Your answer should be a single number: the count of lines in the material below that hold "take".

BEGIN Available data

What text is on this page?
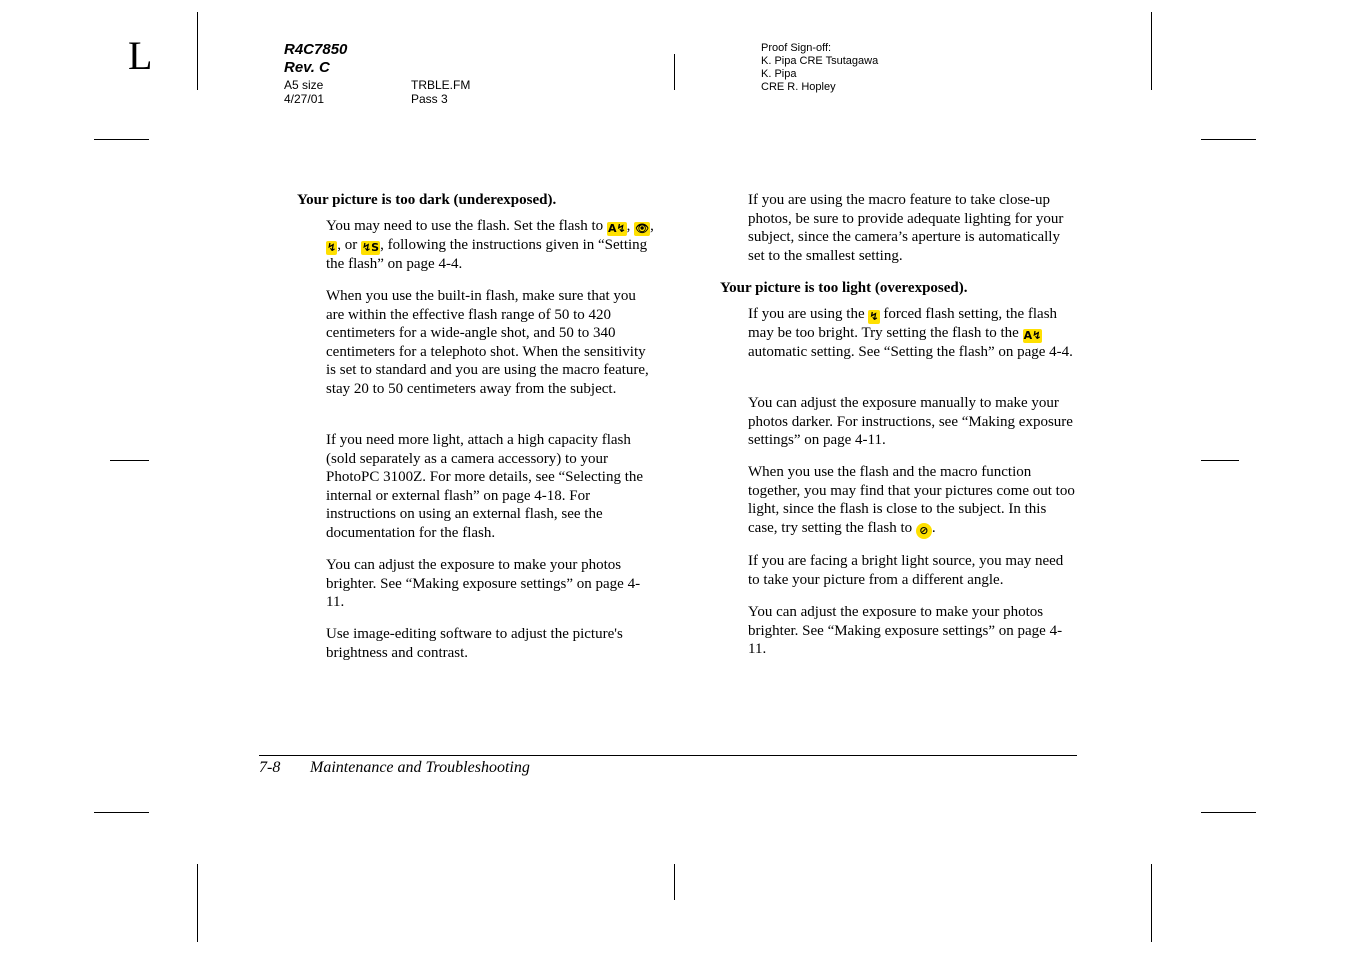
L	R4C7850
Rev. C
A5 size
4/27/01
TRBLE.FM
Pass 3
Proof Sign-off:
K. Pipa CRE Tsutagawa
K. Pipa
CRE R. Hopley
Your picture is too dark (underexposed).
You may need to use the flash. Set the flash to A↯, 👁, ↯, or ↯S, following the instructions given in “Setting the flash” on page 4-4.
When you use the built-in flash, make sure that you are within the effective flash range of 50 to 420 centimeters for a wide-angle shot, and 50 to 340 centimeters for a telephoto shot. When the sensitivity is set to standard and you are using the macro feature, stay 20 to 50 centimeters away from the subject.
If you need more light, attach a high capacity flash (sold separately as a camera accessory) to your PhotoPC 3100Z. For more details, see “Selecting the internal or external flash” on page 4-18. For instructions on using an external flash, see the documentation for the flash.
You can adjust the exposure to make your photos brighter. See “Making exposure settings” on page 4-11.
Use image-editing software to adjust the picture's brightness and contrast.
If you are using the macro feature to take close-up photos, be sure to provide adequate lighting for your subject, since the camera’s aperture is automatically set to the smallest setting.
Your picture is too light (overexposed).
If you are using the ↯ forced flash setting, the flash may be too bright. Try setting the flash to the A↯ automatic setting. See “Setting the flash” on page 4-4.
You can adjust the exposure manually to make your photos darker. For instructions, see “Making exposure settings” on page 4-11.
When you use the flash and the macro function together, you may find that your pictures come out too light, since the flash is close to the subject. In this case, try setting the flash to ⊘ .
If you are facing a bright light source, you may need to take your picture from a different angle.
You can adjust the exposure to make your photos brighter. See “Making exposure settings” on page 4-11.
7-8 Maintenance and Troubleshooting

END Available data
BEGIN Available data

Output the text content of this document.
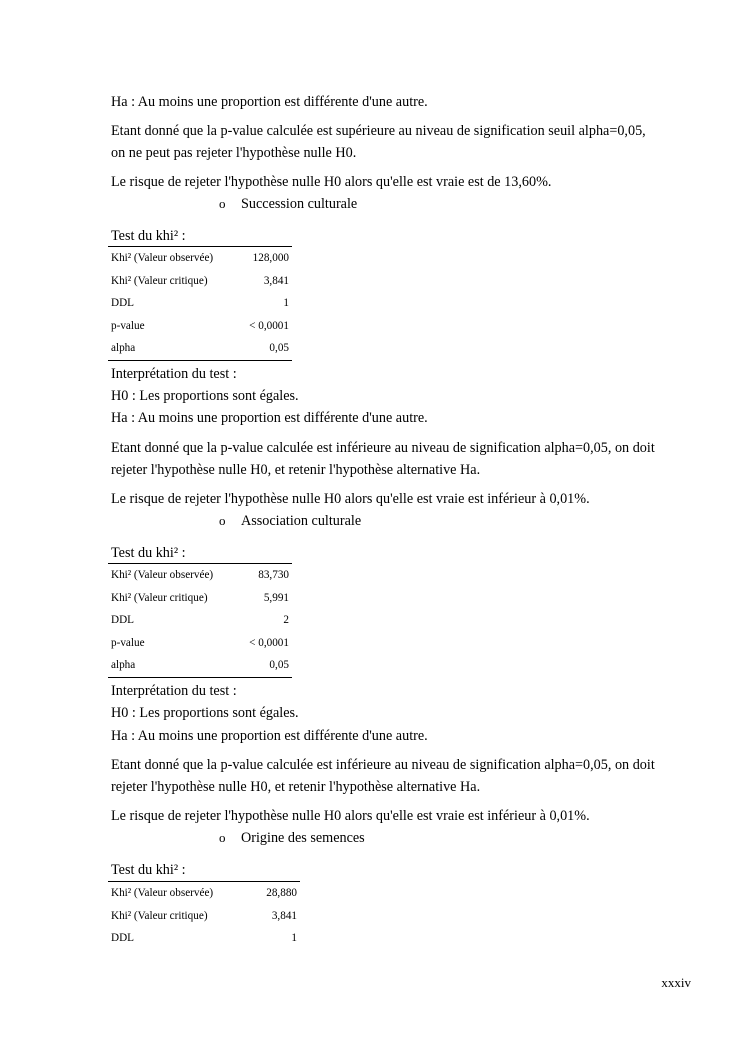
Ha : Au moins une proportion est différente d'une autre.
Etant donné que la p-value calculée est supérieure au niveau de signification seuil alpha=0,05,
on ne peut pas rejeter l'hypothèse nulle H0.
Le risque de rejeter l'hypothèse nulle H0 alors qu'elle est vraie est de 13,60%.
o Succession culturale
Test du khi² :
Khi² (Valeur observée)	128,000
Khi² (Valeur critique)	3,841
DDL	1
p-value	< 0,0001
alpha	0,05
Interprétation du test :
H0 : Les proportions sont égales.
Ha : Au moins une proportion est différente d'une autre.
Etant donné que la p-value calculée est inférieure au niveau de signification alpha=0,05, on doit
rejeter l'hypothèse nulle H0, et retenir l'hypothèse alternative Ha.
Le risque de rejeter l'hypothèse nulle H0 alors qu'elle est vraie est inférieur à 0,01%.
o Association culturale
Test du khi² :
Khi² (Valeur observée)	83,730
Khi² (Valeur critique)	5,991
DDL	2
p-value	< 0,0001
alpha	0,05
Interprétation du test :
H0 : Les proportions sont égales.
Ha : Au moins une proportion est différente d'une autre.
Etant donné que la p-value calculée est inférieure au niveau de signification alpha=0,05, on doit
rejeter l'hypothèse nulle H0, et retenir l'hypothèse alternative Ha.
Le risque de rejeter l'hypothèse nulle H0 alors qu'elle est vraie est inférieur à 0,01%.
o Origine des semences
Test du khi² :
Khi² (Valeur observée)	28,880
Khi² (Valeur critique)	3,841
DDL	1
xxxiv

END Available data

Worked solution –
2